__What you will do__:
Only a number is wanted: the count of lines in this listing that contain "шлиц".

===== Record list =====

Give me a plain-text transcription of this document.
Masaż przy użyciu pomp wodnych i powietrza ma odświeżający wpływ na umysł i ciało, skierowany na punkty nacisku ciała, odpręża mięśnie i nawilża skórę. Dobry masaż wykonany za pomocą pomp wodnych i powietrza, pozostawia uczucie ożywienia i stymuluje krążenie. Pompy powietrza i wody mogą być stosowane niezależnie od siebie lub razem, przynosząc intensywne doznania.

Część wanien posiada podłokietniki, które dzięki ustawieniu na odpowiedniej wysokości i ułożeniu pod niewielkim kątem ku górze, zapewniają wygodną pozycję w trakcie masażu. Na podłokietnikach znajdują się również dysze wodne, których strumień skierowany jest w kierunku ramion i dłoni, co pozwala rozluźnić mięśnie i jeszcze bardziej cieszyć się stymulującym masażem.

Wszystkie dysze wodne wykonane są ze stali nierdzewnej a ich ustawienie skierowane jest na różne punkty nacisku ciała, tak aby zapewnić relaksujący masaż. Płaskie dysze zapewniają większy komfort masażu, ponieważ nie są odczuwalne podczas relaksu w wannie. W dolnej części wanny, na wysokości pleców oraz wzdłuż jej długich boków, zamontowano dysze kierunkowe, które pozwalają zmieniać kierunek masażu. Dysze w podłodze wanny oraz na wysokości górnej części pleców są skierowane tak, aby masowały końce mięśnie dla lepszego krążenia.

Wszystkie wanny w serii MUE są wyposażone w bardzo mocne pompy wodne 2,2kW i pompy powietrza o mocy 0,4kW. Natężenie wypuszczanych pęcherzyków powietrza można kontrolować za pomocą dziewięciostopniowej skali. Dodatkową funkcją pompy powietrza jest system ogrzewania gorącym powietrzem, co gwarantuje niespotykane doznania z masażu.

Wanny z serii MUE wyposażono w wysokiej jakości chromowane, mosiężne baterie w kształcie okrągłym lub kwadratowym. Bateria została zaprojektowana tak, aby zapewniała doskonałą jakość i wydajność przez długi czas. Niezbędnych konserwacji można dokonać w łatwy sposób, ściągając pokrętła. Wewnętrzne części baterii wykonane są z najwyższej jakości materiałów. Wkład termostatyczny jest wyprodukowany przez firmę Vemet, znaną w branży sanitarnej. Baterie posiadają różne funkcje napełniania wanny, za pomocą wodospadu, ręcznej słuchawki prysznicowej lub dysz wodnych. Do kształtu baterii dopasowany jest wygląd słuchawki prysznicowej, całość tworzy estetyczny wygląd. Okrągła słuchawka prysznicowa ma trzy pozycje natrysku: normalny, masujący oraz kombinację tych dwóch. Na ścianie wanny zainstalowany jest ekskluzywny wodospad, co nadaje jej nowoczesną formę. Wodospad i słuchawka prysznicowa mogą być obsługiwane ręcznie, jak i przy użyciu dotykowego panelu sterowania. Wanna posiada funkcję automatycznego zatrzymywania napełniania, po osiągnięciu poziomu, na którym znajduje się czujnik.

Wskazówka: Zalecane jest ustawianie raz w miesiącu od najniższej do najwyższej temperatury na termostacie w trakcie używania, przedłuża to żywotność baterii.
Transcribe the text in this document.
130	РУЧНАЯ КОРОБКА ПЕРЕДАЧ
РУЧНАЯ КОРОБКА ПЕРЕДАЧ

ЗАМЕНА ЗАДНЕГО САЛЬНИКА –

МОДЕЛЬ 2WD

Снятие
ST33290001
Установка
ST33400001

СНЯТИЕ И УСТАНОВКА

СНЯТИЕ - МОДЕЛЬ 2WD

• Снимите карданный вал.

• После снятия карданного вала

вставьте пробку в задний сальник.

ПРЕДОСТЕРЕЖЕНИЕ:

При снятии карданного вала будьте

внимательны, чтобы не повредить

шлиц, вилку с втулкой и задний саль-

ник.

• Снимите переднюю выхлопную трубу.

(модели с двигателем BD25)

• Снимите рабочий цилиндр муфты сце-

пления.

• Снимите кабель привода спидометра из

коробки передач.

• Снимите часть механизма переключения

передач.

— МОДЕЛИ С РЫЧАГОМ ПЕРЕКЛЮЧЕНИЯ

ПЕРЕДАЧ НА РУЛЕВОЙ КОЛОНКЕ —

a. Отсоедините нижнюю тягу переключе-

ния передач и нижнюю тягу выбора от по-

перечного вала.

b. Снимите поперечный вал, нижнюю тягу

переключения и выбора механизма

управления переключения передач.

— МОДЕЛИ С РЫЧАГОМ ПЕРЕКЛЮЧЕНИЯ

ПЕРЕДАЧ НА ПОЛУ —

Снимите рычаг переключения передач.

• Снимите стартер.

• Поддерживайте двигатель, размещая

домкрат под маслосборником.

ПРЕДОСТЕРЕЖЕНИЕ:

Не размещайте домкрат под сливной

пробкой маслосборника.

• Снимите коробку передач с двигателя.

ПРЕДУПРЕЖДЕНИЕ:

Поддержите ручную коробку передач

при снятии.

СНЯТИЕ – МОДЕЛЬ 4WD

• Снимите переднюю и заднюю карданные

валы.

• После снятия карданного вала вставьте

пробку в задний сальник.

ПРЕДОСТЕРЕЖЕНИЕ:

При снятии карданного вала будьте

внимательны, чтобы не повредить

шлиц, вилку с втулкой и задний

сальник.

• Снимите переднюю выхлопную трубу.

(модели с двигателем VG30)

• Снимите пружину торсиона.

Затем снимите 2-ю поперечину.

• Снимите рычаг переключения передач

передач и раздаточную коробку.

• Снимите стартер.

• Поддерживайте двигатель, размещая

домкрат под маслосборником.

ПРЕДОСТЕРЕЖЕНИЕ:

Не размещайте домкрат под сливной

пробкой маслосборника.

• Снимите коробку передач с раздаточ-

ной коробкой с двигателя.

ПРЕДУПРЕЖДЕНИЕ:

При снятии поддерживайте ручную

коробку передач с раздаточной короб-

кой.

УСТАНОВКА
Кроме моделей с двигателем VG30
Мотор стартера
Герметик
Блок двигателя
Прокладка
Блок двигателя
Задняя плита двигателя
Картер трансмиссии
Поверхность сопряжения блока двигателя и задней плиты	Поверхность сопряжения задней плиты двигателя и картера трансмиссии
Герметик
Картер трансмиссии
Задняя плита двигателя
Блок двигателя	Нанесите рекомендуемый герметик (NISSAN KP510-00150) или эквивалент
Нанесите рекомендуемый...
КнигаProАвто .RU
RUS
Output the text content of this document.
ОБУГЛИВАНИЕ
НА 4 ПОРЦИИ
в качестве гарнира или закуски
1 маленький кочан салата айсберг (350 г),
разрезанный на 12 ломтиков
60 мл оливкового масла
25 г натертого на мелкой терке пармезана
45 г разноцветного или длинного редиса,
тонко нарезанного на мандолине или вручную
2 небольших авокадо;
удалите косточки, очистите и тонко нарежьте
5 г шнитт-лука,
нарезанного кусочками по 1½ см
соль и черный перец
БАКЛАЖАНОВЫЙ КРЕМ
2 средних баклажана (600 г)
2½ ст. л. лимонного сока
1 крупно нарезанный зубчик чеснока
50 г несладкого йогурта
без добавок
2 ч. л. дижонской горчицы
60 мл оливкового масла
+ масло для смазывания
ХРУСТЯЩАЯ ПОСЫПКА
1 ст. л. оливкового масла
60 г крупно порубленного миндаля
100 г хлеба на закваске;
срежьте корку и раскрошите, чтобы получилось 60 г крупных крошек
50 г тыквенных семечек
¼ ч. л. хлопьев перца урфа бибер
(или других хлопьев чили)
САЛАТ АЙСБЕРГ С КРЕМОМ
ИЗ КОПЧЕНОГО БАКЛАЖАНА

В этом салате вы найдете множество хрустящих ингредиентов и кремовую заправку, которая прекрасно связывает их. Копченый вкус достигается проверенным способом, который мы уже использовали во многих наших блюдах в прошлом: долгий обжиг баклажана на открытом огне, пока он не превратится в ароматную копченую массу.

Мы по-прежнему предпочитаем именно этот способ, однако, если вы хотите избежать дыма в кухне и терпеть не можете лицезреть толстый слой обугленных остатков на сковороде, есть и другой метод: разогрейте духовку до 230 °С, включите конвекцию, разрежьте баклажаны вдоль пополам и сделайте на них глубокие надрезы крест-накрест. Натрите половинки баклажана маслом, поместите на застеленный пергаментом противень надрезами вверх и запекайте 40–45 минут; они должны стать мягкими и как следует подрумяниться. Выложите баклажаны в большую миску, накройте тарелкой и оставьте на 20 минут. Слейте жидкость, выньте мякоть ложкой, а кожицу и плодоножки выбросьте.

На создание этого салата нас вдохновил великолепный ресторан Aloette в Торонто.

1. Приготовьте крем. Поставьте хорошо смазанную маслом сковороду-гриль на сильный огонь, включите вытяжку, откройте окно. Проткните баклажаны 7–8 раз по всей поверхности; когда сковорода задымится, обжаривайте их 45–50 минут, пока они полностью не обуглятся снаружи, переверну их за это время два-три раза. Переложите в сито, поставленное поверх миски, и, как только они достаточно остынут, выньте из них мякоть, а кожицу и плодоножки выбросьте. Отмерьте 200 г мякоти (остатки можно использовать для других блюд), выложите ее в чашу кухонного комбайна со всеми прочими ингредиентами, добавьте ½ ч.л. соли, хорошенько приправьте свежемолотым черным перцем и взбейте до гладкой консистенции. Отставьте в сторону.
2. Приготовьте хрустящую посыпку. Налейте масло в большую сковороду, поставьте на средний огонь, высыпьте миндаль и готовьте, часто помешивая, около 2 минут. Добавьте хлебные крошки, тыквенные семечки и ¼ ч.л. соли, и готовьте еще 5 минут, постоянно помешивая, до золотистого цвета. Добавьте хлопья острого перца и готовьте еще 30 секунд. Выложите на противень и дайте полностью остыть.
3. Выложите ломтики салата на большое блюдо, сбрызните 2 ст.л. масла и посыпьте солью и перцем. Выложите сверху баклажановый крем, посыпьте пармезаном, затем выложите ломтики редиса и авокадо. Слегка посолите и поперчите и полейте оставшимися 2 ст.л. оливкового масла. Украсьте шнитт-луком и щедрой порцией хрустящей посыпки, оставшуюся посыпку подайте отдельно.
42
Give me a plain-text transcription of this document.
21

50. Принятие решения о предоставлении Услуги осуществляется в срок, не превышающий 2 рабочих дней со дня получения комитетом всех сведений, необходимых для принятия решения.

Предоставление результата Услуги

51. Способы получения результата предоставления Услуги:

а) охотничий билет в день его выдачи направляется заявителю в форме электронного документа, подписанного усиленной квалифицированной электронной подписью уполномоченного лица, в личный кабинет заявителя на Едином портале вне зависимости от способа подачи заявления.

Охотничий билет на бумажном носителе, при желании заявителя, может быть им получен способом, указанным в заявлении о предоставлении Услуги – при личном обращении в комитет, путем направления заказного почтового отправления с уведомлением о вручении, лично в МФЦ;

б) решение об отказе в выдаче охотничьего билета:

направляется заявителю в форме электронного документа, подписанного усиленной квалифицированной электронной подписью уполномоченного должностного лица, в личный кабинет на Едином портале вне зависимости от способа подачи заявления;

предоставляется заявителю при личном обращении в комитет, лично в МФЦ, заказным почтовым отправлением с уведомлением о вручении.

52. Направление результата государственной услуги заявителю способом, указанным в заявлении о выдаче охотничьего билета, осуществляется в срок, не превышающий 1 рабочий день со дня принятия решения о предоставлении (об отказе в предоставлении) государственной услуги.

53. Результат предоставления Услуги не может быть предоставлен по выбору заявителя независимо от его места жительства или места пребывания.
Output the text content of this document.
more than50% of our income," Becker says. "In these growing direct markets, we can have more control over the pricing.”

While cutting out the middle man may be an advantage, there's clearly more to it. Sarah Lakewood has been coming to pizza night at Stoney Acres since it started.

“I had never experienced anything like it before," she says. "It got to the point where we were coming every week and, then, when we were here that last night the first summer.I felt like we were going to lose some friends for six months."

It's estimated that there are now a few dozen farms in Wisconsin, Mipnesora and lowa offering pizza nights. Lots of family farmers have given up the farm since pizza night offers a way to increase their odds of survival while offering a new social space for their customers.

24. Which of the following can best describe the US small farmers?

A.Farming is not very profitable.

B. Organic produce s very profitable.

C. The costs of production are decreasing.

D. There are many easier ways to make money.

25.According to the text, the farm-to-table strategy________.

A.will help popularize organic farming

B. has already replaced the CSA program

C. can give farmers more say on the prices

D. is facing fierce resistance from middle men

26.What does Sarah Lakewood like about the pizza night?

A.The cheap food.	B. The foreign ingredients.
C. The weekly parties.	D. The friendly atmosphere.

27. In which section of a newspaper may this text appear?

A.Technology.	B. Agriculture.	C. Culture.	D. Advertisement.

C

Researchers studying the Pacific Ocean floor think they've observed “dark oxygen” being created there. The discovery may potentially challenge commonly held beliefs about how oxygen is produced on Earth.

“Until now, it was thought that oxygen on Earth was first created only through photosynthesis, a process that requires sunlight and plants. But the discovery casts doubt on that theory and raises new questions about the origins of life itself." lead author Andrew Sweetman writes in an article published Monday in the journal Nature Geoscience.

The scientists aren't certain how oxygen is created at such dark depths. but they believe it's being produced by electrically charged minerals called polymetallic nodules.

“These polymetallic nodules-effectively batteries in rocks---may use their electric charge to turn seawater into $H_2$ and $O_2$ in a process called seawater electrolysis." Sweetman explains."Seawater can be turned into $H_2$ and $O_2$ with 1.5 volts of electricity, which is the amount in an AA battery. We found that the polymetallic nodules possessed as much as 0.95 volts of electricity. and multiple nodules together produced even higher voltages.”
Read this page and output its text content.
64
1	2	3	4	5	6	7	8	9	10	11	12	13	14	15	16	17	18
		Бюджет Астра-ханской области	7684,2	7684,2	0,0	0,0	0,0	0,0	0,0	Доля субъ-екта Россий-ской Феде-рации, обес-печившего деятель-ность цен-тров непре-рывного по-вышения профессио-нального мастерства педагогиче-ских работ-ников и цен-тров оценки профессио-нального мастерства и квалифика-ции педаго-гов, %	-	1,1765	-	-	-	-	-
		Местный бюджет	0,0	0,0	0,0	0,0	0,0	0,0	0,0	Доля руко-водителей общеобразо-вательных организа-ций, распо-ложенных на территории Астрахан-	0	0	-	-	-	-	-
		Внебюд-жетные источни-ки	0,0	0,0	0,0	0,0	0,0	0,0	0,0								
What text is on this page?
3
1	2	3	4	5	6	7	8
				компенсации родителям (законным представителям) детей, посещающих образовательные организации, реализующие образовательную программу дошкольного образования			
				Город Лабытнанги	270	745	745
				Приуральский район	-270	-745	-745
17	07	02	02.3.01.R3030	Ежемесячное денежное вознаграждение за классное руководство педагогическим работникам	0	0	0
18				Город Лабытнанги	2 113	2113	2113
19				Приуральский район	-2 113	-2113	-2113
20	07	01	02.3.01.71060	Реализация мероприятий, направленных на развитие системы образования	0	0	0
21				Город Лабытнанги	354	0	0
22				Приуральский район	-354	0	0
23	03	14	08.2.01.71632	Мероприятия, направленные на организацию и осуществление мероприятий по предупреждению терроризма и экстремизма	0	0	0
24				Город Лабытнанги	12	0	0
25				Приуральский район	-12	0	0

=====

__Problem solution__:
2